The implications of the verdict similarly went beyond the legal. Bob Herbert, an African-American columnist for the New York Times, appealed to the nation: "It is a time for men and women of courage to assert themselves, to try to find a way to bring together people whose ignorance of one another is profound, and whose hatreds are intensifying."
Clinton dealt with the verdict as though it were an affair of state, calling for respect for the jury's decision and sympathy for the victims' families. In a speech two weeks afterwards, on the day of the Million Man March, led through Washington by black separatist leader Louis Farrakhan, the president raised the spectre of civil war. "Abraham Lincoln reminded us that 'a house divided against itself cannot stand'," he told a crowd at the university of Texas in Austin. "Differences so great, so rooted in race, threaten to divide the house Mr Lincoln gave his life to save."
Ten years later, much has changed. The rape allegations against basketball star Kobe Bryant, and the trials of Michael Jackson for child molestation and Sean "Diddy" Combs following a shootout in a New York bar, produced nothing like the levels of racial animosity seen in Simpson's trial. But Hurricane Katrina has revealed how much has stayed the same. The nation was once again united before its TV screens. Once again, Americans saw the same thing; once again, they drew different conclusions, on largely racial lines.
About 71% of blacks said the disaster in New Orleans shows that racial inequality remains a major problem in America, according to a survey by the Pew Research Center for the People and the Press; 56% of whites feel this was not a particularly important lesson. Two thirds of African-Americans thought the government's response would have been faster if most of the victims had been white; three quarters of whites disagreed.

Information supplied.

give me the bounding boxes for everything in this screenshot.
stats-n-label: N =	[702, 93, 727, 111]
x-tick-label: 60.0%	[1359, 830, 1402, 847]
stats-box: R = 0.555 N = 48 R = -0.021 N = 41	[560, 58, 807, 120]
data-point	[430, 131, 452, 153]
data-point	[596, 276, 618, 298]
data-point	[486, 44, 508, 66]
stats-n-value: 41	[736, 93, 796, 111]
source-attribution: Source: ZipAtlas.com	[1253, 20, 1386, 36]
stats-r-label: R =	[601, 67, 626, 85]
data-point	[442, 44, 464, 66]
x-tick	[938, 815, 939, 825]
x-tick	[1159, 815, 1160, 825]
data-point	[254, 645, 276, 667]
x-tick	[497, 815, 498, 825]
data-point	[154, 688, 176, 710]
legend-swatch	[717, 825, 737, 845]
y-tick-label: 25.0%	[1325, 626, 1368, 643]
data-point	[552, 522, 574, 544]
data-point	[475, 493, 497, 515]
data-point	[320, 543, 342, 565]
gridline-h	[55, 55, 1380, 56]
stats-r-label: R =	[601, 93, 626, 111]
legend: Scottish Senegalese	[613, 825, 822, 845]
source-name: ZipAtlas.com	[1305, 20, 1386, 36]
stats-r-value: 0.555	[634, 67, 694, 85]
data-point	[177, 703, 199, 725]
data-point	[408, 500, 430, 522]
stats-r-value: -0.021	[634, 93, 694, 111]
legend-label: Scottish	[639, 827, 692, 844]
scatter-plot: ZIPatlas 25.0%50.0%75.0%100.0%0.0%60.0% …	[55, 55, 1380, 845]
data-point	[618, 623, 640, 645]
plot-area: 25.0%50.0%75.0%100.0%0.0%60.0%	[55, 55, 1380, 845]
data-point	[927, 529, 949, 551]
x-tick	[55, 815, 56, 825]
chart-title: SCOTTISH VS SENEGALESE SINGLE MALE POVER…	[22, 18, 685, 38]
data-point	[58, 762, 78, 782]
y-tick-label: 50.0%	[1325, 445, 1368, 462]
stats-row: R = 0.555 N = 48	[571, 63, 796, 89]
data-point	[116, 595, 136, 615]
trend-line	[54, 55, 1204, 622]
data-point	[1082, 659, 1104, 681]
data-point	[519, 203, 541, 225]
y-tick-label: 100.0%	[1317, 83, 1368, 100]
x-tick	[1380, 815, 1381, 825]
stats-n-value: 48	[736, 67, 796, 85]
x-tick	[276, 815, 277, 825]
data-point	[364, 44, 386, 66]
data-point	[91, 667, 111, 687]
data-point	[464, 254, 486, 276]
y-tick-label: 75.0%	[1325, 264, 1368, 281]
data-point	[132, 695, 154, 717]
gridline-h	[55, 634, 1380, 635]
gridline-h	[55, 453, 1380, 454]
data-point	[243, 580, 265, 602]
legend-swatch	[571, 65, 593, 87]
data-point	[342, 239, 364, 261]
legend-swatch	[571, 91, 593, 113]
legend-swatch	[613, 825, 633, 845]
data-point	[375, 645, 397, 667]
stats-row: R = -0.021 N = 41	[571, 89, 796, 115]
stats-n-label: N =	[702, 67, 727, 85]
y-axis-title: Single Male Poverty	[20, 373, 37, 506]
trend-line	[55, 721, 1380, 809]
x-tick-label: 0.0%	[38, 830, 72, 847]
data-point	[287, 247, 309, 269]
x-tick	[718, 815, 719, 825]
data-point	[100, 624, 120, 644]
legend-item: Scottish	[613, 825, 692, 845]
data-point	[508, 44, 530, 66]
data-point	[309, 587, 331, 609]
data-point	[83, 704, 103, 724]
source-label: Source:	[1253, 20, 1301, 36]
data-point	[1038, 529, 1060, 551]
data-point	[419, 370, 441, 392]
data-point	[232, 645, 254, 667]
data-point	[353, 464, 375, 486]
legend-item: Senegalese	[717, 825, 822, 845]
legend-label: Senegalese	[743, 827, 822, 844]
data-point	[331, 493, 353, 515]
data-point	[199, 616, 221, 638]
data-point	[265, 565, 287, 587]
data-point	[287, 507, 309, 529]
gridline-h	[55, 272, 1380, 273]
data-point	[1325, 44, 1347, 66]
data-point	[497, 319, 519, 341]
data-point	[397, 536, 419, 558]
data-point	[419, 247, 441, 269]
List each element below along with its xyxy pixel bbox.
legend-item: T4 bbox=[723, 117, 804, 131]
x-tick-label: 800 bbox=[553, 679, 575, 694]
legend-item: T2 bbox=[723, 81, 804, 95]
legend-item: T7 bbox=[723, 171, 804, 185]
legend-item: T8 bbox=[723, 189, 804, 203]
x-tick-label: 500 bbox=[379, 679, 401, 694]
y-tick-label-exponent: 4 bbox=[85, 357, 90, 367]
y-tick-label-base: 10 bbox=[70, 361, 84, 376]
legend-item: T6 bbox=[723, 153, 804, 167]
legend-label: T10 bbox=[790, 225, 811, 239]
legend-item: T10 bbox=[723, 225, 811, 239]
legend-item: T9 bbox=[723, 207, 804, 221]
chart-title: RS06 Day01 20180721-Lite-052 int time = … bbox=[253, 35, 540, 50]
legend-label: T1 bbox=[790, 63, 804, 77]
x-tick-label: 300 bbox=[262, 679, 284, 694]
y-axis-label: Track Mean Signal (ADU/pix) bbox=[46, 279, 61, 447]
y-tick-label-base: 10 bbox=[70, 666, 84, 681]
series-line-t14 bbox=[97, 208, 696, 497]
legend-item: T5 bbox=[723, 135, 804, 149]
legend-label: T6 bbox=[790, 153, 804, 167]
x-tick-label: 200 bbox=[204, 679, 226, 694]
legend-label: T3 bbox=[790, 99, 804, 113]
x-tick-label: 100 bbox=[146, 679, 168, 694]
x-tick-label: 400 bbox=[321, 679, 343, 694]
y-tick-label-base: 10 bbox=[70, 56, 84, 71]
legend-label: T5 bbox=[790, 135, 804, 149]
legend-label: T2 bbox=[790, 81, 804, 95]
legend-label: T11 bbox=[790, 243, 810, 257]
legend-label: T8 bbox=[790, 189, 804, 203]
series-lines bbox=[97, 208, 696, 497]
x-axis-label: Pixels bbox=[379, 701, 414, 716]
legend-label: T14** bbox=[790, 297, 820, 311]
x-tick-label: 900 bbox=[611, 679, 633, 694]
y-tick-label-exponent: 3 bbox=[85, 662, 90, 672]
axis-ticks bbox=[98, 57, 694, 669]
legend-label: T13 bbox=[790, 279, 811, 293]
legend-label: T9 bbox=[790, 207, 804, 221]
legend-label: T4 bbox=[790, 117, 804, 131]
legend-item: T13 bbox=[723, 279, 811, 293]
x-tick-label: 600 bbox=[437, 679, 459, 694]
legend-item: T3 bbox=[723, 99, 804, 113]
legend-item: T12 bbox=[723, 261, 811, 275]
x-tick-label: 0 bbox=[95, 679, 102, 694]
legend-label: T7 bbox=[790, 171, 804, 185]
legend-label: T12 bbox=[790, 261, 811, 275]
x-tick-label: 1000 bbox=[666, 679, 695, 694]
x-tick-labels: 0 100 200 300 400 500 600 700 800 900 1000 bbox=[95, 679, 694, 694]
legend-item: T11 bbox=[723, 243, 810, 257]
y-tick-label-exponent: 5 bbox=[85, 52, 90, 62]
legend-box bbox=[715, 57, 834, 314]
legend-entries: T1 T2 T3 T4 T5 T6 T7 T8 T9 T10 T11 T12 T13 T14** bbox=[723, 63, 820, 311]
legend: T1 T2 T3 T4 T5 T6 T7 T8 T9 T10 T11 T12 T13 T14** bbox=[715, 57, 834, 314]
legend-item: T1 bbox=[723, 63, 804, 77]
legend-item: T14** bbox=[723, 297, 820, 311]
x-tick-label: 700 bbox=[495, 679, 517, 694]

Work order 1.
Summarize the passage on racial division in two sentences.
Work order 2.
Return the portion of the passage on racial division starting with "About 71% of" and going on through "of whites disagreed.", copied word for word.

Answer space 1.
After the Simpson verdict, New York Times columnist Bob Herbert urged Americans to bring together people who were deeply ignorant of one another, and President Clinton warned in a speech that differences rooted in race threatened to divide the nation. Ten years later, celebrity trials produced far less racial animosity, but Hurricane Katrina showed that Americans still drew different conclusions along largely racial lines, as a Pew survey found sharp splits between blacks and whites over racial inequality and the government's response.

Answer space 2.
About 71% of blacks said the disaster in New Orleans shows that racial inequality remains a major problem in America, according to a survey by the Pew Research Center for the People and the Press; 56% of whites feel this was not a particularly important lesson. Two thirds of African-Americans thought the government's response would have been faster if most of the victims had been white; three quarters of whites disagreed.